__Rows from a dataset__

##############################

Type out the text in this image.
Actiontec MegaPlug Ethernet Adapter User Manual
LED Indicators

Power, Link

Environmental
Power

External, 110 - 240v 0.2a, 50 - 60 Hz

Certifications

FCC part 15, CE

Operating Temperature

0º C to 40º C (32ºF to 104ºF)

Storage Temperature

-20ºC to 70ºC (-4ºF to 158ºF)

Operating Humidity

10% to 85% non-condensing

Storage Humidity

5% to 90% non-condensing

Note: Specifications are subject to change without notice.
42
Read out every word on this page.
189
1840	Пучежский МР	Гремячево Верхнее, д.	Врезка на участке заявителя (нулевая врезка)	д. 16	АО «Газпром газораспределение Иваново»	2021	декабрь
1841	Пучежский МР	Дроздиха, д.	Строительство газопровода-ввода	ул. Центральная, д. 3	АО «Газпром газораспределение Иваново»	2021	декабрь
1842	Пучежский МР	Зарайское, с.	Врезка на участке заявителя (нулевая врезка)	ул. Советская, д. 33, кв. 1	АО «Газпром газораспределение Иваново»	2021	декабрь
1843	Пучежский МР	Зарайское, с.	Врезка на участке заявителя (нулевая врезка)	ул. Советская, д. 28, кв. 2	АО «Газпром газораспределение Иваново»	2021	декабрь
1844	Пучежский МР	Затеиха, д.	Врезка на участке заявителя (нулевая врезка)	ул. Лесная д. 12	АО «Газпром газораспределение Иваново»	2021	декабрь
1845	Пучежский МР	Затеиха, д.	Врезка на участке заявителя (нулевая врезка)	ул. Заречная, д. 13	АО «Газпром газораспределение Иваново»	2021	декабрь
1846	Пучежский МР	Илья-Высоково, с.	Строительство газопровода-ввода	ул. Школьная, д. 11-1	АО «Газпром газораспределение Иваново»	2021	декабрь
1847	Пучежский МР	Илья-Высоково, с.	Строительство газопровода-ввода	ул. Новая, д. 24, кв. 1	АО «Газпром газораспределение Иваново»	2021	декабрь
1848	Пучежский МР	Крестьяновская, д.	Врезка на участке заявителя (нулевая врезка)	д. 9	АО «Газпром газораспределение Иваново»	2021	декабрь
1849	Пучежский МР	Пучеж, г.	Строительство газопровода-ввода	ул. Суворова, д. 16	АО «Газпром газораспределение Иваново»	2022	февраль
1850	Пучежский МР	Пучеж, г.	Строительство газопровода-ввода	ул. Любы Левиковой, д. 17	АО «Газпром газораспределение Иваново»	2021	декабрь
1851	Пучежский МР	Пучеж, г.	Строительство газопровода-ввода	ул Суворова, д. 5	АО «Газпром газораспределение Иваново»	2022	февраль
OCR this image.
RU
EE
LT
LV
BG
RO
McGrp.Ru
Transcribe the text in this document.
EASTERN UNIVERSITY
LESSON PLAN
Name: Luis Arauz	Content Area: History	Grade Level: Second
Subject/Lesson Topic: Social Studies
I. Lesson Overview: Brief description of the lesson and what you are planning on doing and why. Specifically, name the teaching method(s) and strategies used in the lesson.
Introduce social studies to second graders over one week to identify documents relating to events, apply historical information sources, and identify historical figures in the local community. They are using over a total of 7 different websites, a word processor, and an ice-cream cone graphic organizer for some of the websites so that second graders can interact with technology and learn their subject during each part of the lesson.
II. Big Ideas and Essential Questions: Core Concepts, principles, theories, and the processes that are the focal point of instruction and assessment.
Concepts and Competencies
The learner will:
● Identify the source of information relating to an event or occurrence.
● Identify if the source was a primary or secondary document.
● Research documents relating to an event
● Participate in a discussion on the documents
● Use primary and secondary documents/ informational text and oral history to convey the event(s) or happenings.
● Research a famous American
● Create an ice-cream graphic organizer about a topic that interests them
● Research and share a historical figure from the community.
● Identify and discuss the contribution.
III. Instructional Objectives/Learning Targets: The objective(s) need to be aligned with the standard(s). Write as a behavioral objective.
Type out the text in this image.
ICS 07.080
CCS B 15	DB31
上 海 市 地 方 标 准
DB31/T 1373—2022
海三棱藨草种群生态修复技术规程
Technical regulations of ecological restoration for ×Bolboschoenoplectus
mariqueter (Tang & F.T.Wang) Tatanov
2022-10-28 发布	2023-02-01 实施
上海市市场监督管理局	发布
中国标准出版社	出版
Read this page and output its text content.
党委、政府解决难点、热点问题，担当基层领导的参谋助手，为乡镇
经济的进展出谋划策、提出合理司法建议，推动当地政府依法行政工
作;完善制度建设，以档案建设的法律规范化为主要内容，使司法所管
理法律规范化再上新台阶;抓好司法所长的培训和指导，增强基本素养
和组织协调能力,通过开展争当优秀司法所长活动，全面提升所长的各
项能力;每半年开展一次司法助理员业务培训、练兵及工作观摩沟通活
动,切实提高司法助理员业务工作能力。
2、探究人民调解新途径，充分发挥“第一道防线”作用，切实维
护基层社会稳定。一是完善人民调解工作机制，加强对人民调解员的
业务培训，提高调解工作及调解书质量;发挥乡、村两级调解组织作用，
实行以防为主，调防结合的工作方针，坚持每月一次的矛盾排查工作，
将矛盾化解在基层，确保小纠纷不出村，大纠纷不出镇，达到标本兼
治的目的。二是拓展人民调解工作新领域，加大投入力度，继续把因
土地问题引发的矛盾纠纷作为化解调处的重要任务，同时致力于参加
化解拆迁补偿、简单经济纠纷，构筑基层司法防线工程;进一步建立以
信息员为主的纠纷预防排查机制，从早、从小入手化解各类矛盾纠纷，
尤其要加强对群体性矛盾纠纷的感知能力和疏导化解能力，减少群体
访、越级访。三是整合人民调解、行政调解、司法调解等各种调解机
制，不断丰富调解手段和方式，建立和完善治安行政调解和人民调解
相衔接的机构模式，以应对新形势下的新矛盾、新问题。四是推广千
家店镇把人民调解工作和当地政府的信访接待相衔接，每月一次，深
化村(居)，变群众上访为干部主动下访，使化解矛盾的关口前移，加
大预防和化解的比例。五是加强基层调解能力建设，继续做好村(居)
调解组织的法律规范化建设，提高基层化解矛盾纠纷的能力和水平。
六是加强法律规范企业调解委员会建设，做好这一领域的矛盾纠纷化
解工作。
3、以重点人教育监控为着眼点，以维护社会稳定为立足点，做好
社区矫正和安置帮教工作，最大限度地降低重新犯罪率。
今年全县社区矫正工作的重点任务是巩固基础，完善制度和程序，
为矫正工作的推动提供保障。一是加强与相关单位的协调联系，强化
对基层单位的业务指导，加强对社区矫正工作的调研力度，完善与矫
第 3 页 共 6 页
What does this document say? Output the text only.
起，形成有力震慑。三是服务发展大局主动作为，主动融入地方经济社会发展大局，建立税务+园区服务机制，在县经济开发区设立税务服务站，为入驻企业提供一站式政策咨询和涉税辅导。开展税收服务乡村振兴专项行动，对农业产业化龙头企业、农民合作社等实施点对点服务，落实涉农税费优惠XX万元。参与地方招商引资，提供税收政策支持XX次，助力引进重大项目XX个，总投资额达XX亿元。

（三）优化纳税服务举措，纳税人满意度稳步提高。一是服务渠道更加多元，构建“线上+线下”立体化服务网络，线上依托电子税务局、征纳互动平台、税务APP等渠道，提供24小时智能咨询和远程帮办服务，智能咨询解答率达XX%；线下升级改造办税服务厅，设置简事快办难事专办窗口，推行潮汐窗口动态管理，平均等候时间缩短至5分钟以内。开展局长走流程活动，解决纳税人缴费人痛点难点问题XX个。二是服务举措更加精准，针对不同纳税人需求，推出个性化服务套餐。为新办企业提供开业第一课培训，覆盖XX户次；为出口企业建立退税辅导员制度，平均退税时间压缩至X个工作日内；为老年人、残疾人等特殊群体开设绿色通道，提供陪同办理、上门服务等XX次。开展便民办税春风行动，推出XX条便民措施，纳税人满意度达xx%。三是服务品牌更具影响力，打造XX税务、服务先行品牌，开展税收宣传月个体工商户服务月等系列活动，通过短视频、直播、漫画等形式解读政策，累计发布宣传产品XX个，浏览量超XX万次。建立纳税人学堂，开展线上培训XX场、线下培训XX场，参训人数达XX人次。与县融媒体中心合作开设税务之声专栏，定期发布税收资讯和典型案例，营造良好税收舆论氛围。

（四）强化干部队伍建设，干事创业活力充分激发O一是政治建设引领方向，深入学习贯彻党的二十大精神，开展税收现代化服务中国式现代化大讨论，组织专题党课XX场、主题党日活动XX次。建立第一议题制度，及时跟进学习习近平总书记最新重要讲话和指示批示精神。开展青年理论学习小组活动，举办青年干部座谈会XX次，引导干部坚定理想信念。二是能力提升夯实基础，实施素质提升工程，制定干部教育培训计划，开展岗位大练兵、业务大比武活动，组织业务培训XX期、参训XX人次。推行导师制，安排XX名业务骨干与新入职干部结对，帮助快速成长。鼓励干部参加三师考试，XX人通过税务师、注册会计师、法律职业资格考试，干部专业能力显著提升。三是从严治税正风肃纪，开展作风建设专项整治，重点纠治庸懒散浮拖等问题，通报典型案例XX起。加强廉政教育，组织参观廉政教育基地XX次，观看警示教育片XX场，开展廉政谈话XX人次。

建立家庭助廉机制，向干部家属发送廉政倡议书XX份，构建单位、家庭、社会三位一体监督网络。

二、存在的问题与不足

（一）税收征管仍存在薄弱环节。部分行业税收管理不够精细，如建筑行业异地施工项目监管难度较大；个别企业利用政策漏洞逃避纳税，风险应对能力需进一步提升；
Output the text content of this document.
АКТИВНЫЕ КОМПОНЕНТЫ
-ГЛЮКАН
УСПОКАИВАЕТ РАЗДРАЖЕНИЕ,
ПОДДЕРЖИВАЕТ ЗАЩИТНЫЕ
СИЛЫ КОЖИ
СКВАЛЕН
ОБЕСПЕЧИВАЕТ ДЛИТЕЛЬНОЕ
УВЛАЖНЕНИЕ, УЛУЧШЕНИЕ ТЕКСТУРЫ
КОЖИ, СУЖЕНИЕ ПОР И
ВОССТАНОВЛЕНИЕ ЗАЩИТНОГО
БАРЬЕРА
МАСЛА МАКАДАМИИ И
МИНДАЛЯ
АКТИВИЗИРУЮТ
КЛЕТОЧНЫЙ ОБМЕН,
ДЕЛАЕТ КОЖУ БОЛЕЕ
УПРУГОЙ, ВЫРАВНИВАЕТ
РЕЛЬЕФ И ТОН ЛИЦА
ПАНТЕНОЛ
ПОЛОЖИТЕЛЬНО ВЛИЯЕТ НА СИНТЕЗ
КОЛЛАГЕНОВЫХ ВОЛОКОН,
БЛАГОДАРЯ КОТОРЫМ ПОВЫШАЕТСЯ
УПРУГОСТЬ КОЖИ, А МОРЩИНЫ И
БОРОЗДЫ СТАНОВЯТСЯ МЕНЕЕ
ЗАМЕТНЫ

##############################

__TASK PROMPT__
Only the lines from the one containing "Output the text content of this document." to the end of the records should be repeated, exactly as they appear.

__RESPONSE TO THE EXERCISE__
Output the text content of this document.
АКТИВНЫЕ КОМПОНЕНТЫ
-ГЛЮКАН
УСПОКАИВАЕТ РАЗДРАЖЕНИЕ,
ПОДДЕРЖИВАЕТ ЗАЩИТНЫЕ
СИЛЫ КОЖИ
СКВАЛЕН
ОБЕСПЕЧИВАЕТ ДЛИТЕЛЬНОЕ
УВЛАЖНЕНИЕ, УЛУЧШЕНИЕ ТЕКСТУРЫ
КОЖИ, СУЖЕНИЕ ПОР И
ВОССТАНОВЛЕНИЕ ЗАЩИТНОГО
БАРЬЕРА
МАСЛА МАКАДАМИИ И
МИНДАЛЯ
АКТИВИЗИРУЮТ
КЛЕТОЧНЫЙ ОБМЕН,
ДЕЛАЕТ КОЖУ БОЛЕЕ
УПРУГОЙ, ВЫРАВНИВАЕТ
РЕЛЬЕФ И ТОН ЛИЦА
ПАНТЕНОЛ
ПОЛОЖИТЕЛЬНО ВЛИЯЕТ НА СИНТЕЗ
КОЛЛАГЕНОВЫХ ВОЛОКОН,
БЛАГОДАРЯ КОТОРЫМ ПОВЫШАЕТСЯ
УПРУГОСТЬ КОЖИ, А МОРЩИНЫ И
БОРОЗДЫ СТАНОВЯТСЯ МЕНЕЕ
ЗАМЕТНЫ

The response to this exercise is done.